Records that describe figures
* Begin *
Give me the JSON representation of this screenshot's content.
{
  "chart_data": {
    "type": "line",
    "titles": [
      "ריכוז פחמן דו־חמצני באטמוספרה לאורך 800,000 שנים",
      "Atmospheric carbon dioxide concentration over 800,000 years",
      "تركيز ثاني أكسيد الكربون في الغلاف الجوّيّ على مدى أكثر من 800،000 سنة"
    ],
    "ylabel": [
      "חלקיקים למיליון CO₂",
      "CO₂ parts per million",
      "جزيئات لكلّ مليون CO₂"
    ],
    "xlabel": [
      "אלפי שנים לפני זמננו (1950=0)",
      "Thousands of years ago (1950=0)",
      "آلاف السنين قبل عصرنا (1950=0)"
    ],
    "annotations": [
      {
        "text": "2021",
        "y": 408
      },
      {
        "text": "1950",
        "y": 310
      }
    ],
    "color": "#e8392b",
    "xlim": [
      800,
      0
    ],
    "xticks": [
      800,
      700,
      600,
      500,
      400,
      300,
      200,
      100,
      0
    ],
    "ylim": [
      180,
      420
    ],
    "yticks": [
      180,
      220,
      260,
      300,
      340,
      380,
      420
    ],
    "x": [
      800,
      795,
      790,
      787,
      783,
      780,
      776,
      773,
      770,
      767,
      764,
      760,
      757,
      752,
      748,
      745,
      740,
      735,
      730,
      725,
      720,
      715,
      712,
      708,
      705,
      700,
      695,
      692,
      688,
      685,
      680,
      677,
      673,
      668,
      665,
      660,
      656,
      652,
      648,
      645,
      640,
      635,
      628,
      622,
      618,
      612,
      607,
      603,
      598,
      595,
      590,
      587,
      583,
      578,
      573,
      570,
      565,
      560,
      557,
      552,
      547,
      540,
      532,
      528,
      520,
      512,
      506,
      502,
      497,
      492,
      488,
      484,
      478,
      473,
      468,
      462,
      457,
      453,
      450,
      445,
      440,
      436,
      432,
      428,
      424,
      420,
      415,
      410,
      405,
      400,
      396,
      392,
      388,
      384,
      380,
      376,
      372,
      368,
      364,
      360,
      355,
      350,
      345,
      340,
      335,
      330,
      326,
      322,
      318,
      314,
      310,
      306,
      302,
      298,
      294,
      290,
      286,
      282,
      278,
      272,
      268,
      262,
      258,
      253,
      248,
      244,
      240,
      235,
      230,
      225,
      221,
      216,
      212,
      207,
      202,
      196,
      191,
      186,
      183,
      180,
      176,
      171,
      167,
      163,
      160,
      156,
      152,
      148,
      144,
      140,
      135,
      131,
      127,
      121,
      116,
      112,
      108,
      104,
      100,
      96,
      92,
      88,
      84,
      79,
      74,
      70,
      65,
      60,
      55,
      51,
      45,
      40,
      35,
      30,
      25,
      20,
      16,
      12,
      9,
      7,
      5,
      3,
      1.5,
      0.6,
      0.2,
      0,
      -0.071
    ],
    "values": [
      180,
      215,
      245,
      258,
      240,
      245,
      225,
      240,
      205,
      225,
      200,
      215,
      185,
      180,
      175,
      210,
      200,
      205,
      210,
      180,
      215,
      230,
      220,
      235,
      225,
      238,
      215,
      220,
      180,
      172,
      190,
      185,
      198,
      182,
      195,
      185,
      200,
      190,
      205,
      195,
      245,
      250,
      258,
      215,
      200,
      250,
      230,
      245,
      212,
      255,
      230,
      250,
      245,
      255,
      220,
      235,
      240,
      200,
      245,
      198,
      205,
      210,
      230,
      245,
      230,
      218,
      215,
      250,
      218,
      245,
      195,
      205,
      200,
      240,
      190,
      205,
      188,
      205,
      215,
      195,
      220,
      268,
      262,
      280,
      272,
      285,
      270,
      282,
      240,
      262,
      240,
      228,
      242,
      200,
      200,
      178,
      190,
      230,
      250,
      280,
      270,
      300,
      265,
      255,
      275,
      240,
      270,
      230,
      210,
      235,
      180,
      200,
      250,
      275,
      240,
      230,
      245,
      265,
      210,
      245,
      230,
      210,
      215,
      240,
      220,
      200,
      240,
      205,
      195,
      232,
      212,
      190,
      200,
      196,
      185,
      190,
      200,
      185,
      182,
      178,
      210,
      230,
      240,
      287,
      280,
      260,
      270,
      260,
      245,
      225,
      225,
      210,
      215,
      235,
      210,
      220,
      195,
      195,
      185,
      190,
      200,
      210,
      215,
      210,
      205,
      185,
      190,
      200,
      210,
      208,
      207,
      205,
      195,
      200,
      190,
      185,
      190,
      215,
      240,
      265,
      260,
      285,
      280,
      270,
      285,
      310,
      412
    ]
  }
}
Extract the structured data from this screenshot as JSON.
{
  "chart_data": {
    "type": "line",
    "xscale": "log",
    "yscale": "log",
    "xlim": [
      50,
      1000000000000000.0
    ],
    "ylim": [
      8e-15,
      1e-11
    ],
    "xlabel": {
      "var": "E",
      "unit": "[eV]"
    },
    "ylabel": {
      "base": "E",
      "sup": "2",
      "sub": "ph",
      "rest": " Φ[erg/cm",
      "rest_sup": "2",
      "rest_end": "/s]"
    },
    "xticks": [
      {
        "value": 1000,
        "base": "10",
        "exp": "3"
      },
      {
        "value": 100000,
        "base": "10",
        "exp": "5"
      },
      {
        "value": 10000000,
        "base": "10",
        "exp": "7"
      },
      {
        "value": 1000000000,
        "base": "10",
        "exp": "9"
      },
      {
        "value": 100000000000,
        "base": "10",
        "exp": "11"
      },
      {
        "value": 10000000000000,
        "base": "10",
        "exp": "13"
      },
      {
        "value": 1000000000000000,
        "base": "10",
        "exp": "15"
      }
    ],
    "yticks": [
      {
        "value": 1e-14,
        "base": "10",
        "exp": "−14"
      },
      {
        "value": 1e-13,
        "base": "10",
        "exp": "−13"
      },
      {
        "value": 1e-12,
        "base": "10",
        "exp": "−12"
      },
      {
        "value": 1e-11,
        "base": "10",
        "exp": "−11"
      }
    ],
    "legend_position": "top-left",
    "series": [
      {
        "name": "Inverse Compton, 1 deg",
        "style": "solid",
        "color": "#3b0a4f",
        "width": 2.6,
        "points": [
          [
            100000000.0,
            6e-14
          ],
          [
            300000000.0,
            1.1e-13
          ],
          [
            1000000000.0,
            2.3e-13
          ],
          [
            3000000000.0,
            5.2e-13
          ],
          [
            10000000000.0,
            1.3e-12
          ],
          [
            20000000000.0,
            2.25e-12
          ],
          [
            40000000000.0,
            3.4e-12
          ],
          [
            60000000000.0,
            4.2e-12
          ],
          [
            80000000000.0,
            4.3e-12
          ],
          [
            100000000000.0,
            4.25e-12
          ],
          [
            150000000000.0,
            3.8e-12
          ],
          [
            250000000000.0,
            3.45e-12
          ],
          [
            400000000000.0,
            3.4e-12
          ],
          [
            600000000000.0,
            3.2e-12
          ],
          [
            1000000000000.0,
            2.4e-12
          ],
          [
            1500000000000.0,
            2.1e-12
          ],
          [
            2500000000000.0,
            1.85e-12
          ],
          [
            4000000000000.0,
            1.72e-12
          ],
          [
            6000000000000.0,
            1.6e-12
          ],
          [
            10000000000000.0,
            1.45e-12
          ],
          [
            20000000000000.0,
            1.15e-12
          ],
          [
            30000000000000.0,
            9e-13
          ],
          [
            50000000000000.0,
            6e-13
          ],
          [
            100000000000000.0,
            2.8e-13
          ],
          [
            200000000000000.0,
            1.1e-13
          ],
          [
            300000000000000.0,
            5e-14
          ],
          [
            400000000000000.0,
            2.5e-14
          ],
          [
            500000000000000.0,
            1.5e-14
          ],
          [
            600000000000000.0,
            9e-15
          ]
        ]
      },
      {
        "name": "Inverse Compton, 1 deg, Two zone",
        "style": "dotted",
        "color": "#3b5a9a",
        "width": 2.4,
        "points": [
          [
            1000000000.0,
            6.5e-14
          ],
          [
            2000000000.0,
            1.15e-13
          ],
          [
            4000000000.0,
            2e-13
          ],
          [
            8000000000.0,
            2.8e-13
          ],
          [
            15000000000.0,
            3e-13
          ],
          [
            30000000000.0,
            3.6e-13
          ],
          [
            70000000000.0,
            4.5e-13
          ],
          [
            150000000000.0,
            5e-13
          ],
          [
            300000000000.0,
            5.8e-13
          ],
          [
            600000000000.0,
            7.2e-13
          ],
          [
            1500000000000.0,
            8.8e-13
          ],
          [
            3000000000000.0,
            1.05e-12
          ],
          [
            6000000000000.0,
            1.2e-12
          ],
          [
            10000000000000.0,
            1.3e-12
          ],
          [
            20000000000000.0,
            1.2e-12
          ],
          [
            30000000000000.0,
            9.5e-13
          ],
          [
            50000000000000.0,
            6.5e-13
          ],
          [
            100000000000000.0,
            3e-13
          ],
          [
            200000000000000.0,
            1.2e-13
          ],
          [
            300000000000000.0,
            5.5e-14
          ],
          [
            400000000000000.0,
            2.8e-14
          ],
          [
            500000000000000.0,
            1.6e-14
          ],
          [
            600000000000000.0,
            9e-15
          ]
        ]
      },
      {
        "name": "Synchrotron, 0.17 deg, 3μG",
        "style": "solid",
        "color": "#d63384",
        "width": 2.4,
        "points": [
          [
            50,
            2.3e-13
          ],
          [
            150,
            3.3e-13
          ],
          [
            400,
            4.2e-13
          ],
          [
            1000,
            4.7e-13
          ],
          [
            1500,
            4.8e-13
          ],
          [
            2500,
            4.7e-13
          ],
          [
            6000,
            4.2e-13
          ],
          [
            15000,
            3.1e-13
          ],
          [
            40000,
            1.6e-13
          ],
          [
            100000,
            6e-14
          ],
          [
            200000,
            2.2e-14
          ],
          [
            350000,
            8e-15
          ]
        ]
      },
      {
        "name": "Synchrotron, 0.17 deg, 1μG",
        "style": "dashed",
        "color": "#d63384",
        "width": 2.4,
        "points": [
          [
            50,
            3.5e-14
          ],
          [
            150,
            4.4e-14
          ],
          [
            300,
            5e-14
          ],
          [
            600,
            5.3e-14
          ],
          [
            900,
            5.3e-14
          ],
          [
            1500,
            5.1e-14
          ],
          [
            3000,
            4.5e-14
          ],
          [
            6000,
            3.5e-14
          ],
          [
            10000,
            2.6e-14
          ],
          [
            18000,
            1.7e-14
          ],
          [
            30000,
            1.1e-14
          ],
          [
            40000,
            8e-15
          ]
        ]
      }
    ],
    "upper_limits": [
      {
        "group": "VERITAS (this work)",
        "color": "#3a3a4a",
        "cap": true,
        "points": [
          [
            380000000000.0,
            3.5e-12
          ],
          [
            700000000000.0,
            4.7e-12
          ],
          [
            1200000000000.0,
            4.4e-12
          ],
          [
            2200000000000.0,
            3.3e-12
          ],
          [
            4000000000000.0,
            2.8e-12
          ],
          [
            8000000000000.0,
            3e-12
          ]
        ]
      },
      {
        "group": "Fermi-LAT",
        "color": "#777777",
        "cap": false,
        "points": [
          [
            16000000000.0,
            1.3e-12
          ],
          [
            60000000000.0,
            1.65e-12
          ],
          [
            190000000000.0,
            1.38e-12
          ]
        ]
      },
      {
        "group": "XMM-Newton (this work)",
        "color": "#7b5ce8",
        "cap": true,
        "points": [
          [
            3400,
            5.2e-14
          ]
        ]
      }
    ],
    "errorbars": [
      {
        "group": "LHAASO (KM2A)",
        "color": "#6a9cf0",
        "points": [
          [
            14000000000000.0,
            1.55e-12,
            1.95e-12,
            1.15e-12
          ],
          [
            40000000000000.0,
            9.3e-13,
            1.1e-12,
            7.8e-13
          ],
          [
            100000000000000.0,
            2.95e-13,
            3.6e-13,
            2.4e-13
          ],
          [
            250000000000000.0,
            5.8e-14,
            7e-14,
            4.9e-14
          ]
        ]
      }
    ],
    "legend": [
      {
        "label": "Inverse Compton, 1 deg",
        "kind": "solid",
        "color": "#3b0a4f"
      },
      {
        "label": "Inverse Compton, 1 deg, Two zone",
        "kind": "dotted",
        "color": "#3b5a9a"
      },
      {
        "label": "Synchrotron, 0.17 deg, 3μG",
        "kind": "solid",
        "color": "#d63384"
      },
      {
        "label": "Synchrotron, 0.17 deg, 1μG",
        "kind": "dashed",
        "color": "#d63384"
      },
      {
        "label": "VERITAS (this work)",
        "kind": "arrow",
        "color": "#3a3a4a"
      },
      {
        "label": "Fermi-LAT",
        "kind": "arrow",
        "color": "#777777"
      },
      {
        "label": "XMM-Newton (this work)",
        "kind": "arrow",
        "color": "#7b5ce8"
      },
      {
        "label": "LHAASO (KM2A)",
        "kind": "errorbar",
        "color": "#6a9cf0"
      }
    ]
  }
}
* End *
## Stated goal
Give the number of lines in the listing above that contain "name", and nothing else.

## Correct response
4